Directions
In the material below, list every line carrying the string "Industrial".

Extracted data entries
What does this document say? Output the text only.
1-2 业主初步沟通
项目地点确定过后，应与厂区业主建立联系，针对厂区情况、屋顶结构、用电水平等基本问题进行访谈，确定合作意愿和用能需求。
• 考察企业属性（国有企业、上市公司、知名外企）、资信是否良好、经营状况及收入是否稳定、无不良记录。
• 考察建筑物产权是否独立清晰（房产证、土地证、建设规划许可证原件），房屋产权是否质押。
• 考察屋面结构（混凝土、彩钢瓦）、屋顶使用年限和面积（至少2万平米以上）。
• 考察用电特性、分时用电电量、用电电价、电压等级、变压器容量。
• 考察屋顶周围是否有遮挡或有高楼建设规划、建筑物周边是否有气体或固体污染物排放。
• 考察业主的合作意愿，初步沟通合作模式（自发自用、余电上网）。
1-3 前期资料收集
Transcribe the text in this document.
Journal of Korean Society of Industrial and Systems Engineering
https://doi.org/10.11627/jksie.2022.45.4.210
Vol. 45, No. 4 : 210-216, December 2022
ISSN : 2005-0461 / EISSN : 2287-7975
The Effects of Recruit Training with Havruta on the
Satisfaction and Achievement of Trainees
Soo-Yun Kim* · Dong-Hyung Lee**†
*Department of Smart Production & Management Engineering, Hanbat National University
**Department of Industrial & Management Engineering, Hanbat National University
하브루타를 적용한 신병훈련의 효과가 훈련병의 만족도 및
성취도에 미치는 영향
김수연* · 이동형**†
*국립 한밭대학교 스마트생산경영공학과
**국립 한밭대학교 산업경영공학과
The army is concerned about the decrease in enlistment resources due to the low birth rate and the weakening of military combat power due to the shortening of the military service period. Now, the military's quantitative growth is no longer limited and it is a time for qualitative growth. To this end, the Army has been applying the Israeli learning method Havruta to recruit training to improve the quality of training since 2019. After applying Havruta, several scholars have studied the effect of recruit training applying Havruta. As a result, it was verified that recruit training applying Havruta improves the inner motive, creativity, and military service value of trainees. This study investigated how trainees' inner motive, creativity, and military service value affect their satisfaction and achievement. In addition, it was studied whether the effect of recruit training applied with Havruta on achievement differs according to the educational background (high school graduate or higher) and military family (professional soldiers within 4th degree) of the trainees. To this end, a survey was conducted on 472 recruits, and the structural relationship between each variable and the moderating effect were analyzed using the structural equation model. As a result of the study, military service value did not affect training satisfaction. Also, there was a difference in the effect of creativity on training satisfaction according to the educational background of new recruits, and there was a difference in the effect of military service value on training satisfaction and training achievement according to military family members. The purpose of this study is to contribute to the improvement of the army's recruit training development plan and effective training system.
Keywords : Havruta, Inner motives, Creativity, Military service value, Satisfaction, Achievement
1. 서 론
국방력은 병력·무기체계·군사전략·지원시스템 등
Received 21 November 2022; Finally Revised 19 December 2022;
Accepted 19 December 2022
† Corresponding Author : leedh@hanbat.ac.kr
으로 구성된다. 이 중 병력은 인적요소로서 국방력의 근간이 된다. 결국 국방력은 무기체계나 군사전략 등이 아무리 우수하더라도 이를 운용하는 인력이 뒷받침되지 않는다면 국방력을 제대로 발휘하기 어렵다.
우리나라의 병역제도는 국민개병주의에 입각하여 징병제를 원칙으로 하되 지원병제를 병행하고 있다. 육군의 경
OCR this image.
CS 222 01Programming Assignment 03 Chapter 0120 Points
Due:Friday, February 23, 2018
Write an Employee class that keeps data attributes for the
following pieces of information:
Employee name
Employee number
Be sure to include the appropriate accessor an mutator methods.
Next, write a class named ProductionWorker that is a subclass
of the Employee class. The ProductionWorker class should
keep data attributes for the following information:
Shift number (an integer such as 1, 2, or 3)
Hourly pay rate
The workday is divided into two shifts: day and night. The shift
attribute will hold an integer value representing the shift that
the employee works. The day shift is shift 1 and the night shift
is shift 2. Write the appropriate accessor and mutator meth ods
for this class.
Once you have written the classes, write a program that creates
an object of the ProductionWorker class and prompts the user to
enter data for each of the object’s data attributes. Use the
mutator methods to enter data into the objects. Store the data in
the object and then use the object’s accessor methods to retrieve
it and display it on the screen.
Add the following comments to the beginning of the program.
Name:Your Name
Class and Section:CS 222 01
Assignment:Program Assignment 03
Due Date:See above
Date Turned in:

Reply
Journal of Korean Society of Industrial and Systems Engineering
**Department of Industrial & Management Engineering, Hanbat National University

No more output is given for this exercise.